■ **Excerpted data**
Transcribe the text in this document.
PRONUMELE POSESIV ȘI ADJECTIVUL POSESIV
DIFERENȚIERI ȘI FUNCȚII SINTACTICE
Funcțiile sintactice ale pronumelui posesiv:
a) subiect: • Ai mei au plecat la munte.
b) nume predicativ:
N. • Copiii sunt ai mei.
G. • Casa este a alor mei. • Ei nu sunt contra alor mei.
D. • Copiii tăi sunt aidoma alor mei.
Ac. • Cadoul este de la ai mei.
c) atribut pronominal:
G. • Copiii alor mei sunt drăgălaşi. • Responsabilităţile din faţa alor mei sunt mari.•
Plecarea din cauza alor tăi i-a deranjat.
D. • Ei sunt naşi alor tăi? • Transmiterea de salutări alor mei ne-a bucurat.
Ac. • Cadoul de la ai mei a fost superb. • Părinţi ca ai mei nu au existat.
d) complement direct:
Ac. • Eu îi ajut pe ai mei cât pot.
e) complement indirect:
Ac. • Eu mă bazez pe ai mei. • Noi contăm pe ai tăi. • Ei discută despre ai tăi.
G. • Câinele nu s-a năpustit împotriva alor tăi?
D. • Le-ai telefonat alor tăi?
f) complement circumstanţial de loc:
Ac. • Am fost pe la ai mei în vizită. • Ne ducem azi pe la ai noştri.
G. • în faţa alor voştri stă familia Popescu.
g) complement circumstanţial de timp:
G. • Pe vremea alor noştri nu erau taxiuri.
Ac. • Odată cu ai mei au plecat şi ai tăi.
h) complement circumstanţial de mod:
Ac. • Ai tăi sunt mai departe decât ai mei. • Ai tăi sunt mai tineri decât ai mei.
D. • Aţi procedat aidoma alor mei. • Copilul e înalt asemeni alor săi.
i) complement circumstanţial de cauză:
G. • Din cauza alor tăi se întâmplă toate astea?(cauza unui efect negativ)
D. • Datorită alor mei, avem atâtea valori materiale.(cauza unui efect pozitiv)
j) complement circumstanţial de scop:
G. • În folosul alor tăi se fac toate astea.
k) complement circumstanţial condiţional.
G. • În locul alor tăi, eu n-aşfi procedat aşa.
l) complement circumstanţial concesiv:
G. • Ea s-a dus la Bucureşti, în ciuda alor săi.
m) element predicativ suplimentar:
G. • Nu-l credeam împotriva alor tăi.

■ **Exercise task**
From the material above, gather all lines that include the string "unui" and copy them.

■ **Task result**
G. • Din cauza alor tăi se întâmplă toate astea?(cauza unui efect negativ)
D. • Datorită alor mei, avem atâtea valori materiale.(cauza unui efect pozitiv)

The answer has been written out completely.